Reproduce the entries exactly.

[Stored entries]
########
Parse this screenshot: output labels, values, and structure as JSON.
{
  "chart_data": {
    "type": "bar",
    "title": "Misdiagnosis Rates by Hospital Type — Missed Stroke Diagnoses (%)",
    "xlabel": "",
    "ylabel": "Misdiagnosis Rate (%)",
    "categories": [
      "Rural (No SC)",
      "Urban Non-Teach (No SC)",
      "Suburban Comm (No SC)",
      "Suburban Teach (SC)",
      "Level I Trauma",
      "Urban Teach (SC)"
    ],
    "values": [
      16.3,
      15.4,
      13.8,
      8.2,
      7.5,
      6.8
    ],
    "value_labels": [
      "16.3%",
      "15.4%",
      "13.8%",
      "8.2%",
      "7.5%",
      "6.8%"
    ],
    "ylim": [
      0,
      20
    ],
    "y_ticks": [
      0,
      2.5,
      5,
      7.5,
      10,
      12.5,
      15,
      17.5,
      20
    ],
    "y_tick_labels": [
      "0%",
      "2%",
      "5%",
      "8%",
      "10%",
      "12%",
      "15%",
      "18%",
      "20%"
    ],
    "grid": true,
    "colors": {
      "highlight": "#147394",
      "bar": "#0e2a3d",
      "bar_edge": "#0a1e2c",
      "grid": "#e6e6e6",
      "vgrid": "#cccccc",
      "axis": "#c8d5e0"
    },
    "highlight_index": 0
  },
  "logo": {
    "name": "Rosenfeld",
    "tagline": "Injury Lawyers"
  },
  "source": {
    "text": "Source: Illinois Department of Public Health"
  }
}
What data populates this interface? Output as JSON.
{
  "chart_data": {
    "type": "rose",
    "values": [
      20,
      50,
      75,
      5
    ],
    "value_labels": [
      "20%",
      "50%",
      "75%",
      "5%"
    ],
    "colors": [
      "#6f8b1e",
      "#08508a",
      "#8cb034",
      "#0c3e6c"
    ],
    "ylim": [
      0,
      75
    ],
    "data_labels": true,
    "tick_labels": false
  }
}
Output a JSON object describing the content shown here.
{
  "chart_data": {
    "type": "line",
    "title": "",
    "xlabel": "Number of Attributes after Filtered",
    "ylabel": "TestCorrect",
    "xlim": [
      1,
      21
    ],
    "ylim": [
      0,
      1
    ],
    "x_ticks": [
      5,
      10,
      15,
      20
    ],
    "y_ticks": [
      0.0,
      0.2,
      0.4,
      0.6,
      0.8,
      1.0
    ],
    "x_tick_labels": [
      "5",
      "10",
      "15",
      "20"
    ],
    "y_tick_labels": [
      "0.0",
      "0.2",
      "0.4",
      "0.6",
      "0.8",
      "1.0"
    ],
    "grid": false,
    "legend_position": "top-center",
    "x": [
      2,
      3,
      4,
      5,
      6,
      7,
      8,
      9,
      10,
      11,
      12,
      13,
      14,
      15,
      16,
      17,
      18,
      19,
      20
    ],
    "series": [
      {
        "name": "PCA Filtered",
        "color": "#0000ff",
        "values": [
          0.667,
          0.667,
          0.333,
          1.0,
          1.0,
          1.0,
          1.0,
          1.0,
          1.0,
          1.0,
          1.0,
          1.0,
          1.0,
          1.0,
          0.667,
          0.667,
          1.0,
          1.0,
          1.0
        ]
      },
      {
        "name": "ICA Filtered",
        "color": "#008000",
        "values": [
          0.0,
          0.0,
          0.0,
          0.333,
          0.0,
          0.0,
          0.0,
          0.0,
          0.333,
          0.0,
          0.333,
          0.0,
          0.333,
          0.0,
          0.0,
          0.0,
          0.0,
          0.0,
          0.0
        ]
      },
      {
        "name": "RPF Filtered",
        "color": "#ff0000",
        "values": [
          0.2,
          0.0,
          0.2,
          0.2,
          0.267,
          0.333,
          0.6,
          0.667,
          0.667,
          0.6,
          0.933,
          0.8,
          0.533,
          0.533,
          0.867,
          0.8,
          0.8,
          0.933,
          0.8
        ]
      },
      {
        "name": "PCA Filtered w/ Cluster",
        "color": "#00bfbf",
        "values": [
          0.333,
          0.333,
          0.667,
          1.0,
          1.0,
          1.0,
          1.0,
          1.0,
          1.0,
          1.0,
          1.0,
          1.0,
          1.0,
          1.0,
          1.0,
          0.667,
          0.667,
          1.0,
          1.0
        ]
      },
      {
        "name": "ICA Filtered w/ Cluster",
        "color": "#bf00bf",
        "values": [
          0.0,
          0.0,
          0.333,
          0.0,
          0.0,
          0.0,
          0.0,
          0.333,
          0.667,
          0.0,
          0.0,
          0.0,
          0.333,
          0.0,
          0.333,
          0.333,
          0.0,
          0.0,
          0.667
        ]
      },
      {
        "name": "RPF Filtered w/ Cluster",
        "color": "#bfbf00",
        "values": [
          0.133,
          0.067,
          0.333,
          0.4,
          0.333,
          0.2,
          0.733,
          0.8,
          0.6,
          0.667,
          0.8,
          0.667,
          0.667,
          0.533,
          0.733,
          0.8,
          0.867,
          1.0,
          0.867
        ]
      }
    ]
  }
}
########
▶ _Task output_
Parse this screenshot: output labels, values, and structure as JSON.
{
  "chart_data": {
    "type": "bar",
    "title": "Misdiagnosis Rates by Hospital Type — Missed Stroke Diagnoses (%)",
    "xlabel": "",
    "ylabel": "Misdiagnosis Rate (%)",
    "categories": [
      "Rural (No SC)",
      "Urban Non-Teach (No SC)",
      "Suburban Comm (No SC)",
      "Suburban Teach (SC)",
      "Level I Trauma",
      "Urban Teach (SC)"
    ],
    "values": [
      16.3,
      15.4,
      13.8,
      8.2,
      7.5,
      6.8
    ],
    "value_labels": [
      "16.3%",
      "15.4%",
      "13.8%",
      "8.2%",
      "7.5%",
      "6.8%"
    ],
    "ylim": [
      0,
      20
    ],
    "y_ticks": [
      0,
      2.5,
      5,
      7.5,
      10,
      12.5,
      15,
      17.5,
      20
    ],
    "y_tick_labels": [
      "0%",
      "2%",
      "5%",
      "8%",
      "10%",
      "12%",
      "15%",
      "18%",
      "20%"
    ],
    "grid": true,
    "colors": {
      "highlight": "#147394",
      "bar": "#0e2a3d",
      "bar_edge": "#0a1e2c",
      "grid": "#e6e6e6",
      "vgrid": "#cccccc",
      "axis": "#c8d5e0"
    },
    "highlight_index": 0
  },
  "logo": {
    "name": "Rosenfeld",
    "tagline": "Injury Lawyers"
  },
  "source": {
    "text": "Source: Illinois Department of Public Health"
  }
}
What data populates this interface? Output as JSON.
{
  "chart_data": {
    "type": "rose",
    "values": [
      20,
      50,
      75,
      5
    ],
    "value_labels": [
      "20%",
      "50%",
      "75%",
      "5%"
    ],
    "colors": [
      "#6f8b1e",
      "#08508a",
      "#8cb034",
      "#0c3e6c"
    ],
    "ylim": [
      0,
      75
    ],
    "data_labels": true,
    "tick_labels": false
  }
}
Output a JSON object describing the content shown here.
{
  "chart_data": {
    "type": "line",
    "title": "",
    "xlabel": "Number of Attributes after Filtered",
    "ylabel": "TestCorrect",
    "xlim": [
      1,
      21
    ],
    "ylim": [
      0,
      1
    ],
    "x_ticks": [
      5,
      10,
      15,
      20
    ],
    "y_ticks": [
      0.0,
      0.2,
      0.4,
      0.6,
      0.8,
      1.0
    ],
    "x_tick_labels": [
      "5",
      "10",
      "15",
      "20"
    ],
    "y_tick_labels": [
      "0.0",
      "0.2",
      "0.4",
      "0.6",
      "0.8",
      "1.0"
    ],
    "grid": false,
    "legend_position": "top-center",
    "x": [
      2,
      3,
      4,
      5,
      6,
      7,
      8,
      9,
      10,
      11,
      12,
      13,
      14,
      15,
      16,
      17,
      18,
      19,
      20
    ],
    "series": [
      {
        "name": "PCA Filtered",
        "color": "#0000ff",
        "values": [
          0.667,
          0.667,
          0.333,
          1.0,
          1.0,
          1.0,
          1.0,
          1.0,
          1.0,
          1.0,
          1.0,
          1.0,
          1.0,
          1.0,
          0.667,
          0.667,
          1.0,
          1.0,
          1.0
        ]
      },
      {
        "name": "ICA Filtered",
        "color": "#008000",
        "values": [
          0.0,
          0.0,
          0.0,
          0.333,
          0.0,
          0.0,
          0.0,
          0.0,
          0.333,
          0.0,
          0.333,
          0.0,
          0.333,
          0.0,
          0.0,
          0.0,
          0.0,
          0.0,
          0.0
        ]
      },
      {
        "name": "RPF Filtered",
        "color": "#ff0000",
        "values": [
          0.2,
          0.0,
          0.2,
          0.2,
          0.267,
          0.333,
          0.6,
          0.667,
          0.667,
          0.6,
          0.933,
          0.8,
          0.533,
          0.533,
          0.867,
          0.8,
          0.8,
          0.933,
          0.8
        ]
      },
      {
        "name": "PCA Filtered w/ Cluster",
        "color": "#00bfbf",
        "values": [
          0.333,
          0.333,
          0.667,
          1.0,
          1.0,
          1.0,
          1.0,
          1.0,
          1.0,
          1.0,
          1.0,
          1.0,
          1.0,
          1.0,
          1.0,
          0.667,
          0.667,
          1.0,
          1.0
        ]
      },
      {
        "name": "ICA Filtered w/ Cluster",
        "color": "#bf00bf",
        "values": [
          0.0,
          0.0,
          0.333,
          0.0,
          0.0,
          0.0,
          0.0,
          0.333,
          0.667,
          0.0,
          0.0,
          0.0,
          0.333,
          0.0,
          0.333,
          0.333,
          0.0,
          0.0,
          0.667
        ]
      },
      {
        "name": "RPF Filtered w/ Cluster",
        "color": "#bfbf00",
        "values": [
          0.133,
          0.067,
          0.333,
          0.4,
          0.333,
          0.2,
          0.733,
          0.8,
          0.6,
          0.667,
          0.8,
          0.667,
          0.667,
          0.533,
          0.733,
          0.8,
          0.867,
          1.0,
          0.867
        ]
      }
    ]
  }
}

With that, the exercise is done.